§ Exercise objective: Every line below should be copied exactly; drop the pictures.
━━ Entries provided ━━
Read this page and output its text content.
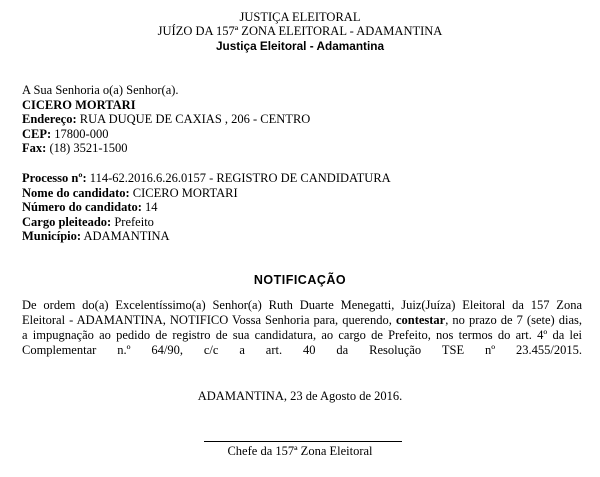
JUSTIÇA ELEITORAL
JUÍZO DA 157ª ZONA ELEITORAL - ADAMANTINA
Justiça Eleitoral - Adamantina
A Sua Senhoria o(a) Senhor(a).
CICERO MORTARI
Endereço: RUA DUQUE DE CAXIAS , 206 - CENTRO
CEP: 17800-000
Fax: (18) 3521-1500
Processo nº: 114-62.2016.6.26.0157 - REGISTRO DE CANDIDATURA
Nome do candidato: CICERO MORTARI
Número do candidato: 14
Cargo pleiteado: Prefeito
Município: ADAMANTINA
NOTIFICAÇÃO
De ordem do(a) Excelentíssimo(a) Senhor(a) Ruth Duarte Menegatti, Juiz(Juíza) Eleitoral da 157 Zona
Eleitoral - ADAMANTINA, NOTIFICO Vossa Senhoria para, querendo, contestar, no prazo de 7 (sete) dias,
a impugnação ao pedido de registro de sua candidatura, ao cargo de Prefeito, nos termos do art. 4º da lei
Complementar n.º 64/90, c/c a art. 40 da Resolução TSE nº 23.455/2015.
ADAMANTINA, 23 de Agosto de 2016.
Chefe da 157ª Zona Eleitoral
━━━
§ Full solution:
Read this page and output its text content.
JUSTIÇA ELEITORAL
JUÍZO DA 157ª ZONA ELEITORAL - ADAMANTINA
Justiça Eleitoral - Adamantina
A Sua Senhoria o(a) Senhor(a).
CICERO MORTARI
Endereço: RUA DUQUE DE CAXIAS , 206 - CENTRO
CEP: 17800-000
Fax: (18) 3521-1500
Processo nº: 114-62.2016.6.26.0157 - REGISTRO DE CANDIDATURA
Nome do candidato: CICERO MORTARI
Número do candidato: 14
Cargo pleiteado: Prefeito
Município: ADAMANTINA
NOTIFICAÇÃO
De ordem do(a) Excelentíssimo(a) Senhor(a) Ruth Duarte Menegatti, Juiz(Juíza) Eleitoral da 157 Zona
Eleitoral - ADAMANTINA, NOTIFICO Vossa Senhoria para, querendo, contestar, no prazo de 7 (sete) dias,
a impugnação ao pedido de registro de sua candidatura, ao cargo de Prefeito, nos termos do art. 4º da lei
Complementar n.º 64/90, c/c a art. 40 da Resolução TSE nº 23.455/2015.
ADAMANTINA, 23 de Agosto de 2016.
Chefe da 157ª Zona Eleitoral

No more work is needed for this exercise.